GIVEN EXERCISE → Identify each line holding the string "title" and copy it.

RECORDS FOR THIS TASK →

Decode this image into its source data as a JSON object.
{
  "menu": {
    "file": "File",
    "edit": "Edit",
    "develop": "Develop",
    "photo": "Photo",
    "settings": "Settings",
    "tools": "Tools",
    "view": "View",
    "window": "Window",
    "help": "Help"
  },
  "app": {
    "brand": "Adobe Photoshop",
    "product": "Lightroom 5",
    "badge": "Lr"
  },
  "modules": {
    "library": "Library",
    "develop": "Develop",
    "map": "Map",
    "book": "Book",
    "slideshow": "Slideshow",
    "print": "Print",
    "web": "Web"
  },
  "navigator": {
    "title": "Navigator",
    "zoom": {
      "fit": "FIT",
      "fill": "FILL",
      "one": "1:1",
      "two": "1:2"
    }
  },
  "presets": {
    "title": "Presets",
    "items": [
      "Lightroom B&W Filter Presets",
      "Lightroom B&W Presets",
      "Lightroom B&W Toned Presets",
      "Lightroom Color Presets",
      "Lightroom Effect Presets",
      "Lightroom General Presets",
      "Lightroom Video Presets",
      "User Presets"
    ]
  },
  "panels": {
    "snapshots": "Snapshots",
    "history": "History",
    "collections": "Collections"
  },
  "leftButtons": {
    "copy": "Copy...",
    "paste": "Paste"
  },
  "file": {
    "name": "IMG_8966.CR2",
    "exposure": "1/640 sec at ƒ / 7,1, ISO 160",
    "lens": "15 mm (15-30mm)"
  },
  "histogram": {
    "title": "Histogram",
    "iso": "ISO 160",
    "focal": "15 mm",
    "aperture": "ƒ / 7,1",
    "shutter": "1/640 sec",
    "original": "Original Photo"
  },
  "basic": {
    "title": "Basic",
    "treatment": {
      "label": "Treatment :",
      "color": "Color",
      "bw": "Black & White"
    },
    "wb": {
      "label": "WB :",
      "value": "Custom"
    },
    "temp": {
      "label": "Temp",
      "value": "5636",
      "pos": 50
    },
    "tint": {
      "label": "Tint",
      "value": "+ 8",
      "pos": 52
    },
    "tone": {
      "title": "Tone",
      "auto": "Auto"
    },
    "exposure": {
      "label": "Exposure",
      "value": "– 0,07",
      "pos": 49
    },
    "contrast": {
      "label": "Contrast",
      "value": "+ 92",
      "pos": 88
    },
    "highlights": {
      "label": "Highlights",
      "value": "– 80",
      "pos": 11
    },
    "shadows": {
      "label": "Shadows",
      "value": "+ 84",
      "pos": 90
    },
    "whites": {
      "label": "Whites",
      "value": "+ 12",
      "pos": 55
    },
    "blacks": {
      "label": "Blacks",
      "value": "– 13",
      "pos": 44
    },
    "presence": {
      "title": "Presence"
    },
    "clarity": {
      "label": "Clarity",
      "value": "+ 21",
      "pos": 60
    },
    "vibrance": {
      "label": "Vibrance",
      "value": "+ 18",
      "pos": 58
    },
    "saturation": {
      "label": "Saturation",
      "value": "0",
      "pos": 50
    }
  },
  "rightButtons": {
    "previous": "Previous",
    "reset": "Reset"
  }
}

EXERCISE ANSWER →
    "title": "Navigator",
    "title": "Presets",
    "title": "Histogram",
    "title": "Basic",
      "title": "Tone",
      "title": "Presence"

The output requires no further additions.